TASK
Extract the lines from the entries below, beginning at the line that has "legend-max-value: 59.70 [505,354,533,365]" and stopping after the line that has "legend-max-value: 57.02 [505,378,533,389]". Copy them unchanged.

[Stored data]
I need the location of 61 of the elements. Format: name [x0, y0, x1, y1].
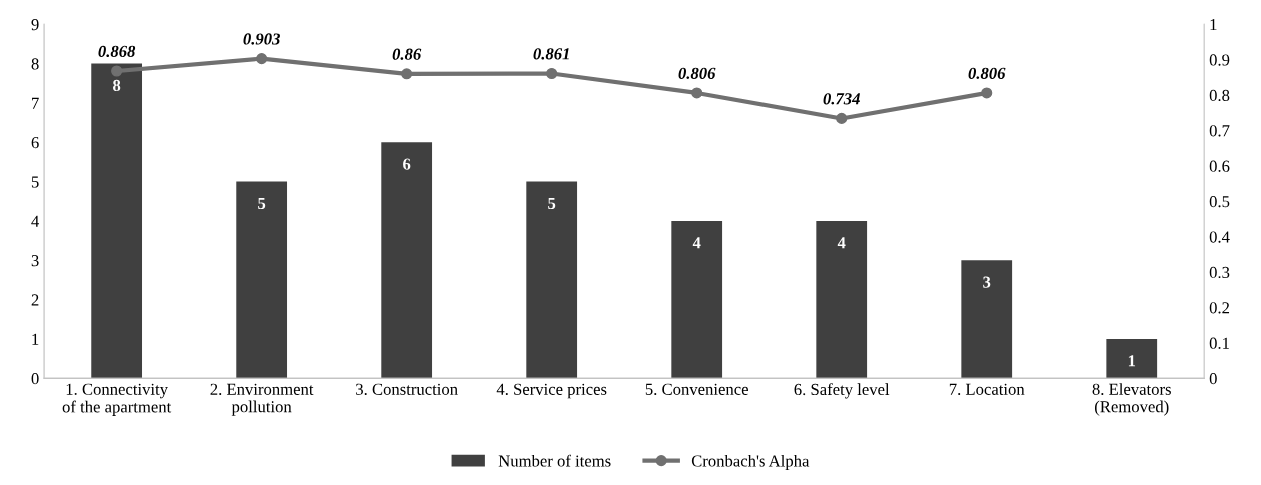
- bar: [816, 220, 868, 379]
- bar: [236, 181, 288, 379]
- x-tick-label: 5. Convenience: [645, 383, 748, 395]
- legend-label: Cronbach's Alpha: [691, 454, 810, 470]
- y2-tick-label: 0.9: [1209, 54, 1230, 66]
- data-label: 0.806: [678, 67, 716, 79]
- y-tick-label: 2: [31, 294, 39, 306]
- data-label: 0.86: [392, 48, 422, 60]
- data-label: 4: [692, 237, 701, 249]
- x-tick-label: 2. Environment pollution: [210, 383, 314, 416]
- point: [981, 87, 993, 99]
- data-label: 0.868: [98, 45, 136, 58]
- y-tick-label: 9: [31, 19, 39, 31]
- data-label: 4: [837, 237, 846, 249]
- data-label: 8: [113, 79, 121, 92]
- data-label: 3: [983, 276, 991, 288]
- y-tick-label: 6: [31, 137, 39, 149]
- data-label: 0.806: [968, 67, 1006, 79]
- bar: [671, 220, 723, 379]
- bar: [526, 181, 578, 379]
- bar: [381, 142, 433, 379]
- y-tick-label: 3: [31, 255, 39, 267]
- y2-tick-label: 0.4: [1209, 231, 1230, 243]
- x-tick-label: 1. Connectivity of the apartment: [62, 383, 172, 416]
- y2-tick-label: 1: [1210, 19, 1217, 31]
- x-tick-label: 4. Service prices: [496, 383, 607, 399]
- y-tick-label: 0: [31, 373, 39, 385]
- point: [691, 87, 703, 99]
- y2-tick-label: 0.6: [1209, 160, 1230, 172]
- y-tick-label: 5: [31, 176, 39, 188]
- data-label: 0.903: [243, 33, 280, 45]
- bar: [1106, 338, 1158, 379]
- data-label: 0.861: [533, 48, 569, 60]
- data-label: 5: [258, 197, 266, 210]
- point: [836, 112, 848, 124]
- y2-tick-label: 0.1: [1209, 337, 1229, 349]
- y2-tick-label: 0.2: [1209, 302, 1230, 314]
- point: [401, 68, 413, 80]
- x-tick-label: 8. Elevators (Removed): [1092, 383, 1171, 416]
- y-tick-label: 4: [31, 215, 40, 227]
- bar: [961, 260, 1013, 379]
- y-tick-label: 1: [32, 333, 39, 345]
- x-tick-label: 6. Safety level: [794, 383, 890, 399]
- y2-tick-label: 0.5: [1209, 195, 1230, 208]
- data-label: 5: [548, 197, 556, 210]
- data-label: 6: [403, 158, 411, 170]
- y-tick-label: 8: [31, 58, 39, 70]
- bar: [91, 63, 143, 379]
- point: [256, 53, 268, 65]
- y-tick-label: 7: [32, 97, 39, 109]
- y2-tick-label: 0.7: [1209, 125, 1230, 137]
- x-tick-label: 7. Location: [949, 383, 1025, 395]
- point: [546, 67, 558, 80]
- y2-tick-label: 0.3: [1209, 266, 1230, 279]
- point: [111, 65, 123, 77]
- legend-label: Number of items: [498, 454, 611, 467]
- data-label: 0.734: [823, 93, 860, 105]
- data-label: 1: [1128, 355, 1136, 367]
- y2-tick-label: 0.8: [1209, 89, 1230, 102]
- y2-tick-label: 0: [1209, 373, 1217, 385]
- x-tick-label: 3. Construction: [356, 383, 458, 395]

---

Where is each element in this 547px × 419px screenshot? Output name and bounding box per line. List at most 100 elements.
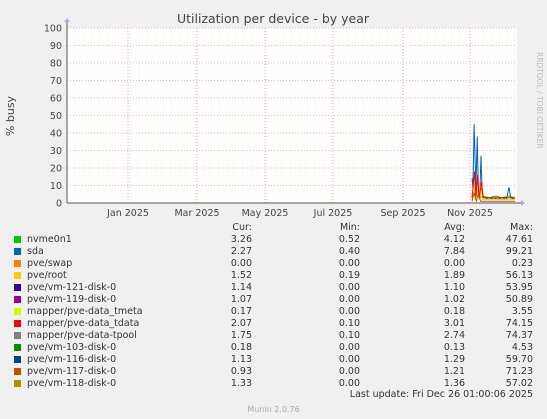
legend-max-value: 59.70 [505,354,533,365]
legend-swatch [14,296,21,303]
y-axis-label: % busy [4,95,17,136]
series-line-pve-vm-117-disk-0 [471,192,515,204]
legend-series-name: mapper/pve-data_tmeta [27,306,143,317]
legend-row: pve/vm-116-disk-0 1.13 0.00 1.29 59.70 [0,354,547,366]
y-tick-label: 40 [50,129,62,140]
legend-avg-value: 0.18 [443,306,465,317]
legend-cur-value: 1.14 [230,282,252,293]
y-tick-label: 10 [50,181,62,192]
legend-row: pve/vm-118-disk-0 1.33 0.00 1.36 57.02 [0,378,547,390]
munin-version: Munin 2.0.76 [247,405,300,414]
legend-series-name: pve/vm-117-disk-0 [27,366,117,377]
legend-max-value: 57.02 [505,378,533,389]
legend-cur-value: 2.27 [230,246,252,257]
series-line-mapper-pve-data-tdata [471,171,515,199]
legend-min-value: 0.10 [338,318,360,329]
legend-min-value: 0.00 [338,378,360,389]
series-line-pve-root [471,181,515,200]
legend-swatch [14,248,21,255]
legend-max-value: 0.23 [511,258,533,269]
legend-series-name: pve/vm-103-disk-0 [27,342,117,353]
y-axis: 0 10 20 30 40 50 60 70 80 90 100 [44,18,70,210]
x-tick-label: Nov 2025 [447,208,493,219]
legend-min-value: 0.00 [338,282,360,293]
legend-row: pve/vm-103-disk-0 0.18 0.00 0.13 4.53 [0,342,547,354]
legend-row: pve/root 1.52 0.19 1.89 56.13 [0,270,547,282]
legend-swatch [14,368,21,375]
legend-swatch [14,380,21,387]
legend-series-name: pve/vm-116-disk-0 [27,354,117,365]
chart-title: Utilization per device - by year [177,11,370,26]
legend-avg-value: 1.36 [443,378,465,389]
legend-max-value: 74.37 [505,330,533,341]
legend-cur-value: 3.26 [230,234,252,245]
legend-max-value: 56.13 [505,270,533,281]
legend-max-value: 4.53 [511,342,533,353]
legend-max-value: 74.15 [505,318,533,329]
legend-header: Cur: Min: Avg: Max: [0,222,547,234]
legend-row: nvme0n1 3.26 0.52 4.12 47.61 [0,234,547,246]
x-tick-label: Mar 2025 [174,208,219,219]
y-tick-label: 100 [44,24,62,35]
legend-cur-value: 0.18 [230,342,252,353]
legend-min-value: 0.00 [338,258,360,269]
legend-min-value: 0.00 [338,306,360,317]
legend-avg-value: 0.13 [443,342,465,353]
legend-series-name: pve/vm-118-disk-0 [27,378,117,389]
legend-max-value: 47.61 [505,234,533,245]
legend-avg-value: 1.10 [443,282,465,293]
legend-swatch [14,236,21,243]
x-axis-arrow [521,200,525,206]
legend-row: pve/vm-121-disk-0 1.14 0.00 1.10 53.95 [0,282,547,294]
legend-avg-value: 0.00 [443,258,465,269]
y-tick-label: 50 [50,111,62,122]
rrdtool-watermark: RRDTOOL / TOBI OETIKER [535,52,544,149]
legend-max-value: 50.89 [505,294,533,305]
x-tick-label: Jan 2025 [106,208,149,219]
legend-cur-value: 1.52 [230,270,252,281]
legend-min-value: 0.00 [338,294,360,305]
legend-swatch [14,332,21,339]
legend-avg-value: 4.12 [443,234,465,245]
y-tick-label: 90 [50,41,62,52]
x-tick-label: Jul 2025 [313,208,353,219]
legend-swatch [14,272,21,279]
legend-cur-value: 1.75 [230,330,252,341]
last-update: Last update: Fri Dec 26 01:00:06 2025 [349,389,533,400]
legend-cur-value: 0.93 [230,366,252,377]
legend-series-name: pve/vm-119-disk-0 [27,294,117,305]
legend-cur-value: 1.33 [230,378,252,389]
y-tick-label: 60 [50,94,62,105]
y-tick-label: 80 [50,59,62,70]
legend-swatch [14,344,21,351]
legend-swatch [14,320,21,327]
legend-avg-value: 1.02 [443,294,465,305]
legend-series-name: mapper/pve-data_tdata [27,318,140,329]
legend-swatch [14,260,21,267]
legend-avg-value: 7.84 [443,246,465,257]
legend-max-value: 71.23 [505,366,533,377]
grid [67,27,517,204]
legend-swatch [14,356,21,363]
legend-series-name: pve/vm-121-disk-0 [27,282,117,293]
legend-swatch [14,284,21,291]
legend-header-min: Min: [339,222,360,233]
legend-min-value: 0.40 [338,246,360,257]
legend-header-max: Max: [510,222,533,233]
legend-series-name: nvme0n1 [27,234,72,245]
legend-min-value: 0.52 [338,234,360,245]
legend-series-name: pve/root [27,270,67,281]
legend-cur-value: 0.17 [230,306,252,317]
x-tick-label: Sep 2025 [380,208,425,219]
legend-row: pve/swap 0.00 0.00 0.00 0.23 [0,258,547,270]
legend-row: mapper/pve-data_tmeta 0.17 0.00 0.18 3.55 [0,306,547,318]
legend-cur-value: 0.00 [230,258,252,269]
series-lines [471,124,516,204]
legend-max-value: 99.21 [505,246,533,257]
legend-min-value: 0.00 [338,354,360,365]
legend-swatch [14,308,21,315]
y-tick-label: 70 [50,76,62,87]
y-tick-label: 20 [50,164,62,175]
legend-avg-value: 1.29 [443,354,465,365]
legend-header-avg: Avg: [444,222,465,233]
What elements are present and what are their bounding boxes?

...

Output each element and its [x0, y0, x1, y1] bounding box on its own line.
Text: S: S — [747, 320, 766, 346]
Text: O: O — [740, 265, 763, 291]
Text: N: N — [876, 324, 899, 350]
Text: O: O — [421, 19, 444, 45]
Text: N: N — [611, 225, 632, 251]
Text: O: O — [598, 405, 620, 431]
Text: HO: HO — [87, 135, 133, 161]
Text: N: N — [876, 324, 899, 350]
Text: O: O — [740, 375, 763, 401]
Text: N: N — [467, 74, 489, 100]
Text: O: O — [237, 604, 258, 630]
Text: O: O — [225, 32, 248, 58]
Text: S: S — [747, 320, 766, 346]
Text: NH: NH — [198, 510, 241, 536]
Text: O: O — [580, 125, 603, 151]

CORRECT RESPONSE
legend-max-value: 59.70 [505,354,533,365]
legend-swatch [14,296,21,303]
y-axis-label: % busy [4,95,17,136]
series-line-pve-vm-117-disk-0 [471,192,515,204]
legend-series-name: mapper/pve-data_tmeta [27,306,143,317]
legend-row: pve/vm-116-disk-0 1.13 0.00 1.29 59.70 [0,354,547,366]
y-tick-label: 40 [50,129,62,140]
legend-avg-value: 0.18 [443,306,465,317]
legend-cur-value: 1.14 [230,282,252,293]
y-tick-label: 10 [50,181,62,192]
legend-row: pve/vm-118-disk-0 1.33 0.00 1.36 57.02 [0,378,547,390]
munin-version: Munin 2.0.76 [247,405,300,414]
legend-series-name: pve/vm-117-disk-0 [27,366,117,377]
legend-max-value: 57.02 [505,378,533,389]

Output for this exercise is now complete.